--- Start of The data ---

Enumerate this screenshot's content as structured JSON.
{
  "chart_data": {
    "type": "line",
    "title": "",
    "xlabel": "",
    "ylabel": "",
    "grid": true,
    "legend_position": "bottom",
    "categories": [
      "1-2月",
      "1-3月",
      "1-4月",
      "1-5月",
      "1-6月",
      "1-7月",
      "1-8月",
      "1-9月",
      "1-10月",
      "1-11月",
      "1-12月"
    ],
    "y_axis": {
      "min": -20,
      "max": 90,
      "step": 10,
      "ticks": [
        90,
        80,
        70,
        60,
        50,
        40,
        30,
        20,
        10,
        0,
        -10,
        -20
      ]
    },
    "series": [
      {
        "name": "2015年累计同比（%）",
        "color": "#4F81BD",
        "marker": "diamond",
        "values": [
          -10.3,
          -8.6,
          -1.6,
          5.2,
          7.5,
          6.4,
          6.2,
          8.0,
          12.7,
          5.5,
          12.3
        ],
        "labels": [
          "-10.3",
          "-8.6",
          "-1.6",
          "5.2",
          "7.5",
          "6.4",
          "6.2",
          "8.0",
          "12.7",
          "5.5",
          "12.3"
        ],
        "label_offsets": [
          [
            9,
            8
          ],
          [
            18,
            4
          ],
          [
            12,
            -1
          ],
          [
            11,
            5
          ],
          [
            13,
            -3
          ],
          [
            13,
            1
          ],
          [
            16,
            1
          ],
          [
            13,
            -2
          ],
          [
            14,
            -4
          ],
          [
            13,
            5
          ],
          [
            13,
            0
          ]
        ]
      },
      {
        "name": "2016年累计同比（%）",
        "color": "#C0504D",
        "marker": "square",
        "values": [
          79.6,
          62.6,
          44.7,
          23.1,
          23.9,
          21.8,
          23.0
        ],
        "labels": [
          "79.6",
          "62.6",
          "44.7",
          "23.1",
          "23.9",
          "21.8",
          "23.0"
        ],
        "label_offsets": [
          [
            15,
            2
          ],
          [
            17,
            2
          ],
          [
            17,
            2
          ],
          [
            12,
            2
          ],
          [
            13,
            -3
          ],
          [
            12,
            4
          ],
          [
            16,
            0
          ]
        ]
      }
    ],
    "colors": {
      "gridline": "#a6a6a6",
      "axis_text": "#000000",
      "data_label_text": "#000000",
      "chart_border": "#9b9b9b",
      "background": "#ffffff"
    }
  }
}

--- End of The data ---
--- Start of The data ---

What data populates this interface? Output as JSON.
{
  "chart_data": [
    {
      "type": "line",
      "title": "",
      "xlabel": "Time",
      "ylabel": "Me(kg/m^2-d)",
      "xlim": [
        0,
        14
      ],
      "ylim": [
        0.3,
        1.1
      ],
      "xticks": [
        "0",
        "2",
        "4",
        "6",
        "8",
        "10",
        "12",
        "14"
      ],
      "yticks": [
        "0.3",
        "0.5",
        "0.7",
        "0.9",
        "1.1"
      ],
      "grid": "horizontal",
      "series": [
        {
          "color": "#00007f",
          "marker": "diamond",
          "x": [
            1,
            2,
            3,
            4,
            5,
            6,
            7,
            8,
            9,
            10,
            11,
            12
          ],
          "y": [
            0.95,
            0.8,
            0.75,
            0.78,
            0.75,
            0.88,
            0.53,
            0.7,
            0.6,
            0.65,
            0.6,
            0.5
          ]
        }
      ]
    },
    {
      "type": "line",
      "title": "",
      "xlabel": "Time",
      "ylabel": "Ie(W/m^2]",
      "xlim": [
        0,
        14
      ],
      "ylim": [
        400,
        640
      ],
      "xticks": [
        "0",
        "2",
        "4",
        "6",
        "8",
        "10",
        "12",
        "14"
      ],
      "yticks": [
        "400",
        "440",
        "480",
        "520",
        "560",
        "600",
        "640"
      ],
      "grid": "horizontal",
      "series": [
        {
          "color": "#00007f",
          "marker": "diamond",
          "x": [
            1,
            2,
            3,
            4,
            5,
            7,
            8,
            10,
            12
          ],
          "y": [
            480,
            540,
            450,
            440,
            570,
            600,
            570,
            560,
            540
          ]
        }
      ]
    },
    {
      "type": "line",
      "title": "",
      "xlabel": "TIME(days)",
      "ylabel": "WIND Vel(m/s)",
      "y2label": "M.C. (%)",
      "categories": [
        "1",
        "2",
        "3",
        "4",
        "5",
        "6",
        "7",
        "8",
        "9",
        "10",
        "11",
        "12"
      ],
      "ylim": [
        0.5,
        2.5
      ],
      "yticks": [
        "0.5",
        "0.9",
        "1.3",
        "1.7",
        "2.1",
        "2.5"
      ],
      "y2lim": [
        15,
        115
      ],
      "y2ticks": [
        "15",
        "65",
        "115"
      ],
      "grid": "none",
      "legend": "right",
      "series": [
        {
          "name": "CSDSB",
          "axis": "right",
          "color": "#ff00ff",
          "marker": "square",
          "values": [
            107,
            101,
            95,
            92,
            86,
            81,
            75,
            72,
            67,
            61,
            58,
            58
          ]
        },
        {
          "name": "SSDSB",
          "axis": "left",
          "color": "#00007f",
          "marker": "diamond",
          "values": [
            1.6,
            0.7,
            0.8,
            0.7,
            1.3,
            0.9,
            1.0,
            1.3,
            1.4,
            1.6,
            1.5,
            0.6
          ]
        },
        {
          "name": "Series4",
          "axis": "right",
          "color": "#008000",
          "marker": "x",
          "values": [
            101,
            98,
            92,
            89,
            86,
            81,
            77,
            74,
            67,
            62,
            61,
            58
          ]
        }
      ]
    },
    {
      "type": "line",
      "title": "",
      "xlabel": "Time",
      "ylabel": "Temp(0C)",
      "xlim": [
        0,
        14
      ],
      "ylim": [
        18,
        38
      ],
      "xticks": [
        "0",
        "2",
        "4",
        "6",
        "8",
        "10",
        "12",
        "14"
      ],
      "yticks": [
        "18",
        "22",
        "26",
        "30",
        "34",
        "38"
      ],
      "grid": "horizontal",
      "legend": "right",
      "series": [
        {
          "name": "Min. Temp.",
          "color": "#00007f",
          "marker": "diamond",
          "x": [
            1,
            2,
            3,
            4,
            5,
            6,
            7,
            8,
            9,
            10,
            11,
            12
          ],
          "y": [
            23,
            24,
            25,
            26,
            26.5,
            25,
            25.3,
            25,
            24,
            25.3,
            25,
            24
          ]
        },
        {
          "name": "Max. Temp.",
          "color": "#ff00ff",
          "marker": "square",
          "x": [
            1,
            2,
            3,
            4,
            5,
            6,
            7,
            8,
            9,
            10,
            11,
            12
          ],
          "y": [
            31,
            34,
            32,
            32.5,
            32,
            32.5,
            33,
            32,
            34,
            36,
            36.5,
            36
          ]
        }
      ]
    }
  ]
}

--- End of The data ---

• _Task requirements_
Select every line where the word "JSON" occurs.

• _Response below_
Enumerate this screenshot's content as structured JSON.
What data populates this interface? Output as JSON.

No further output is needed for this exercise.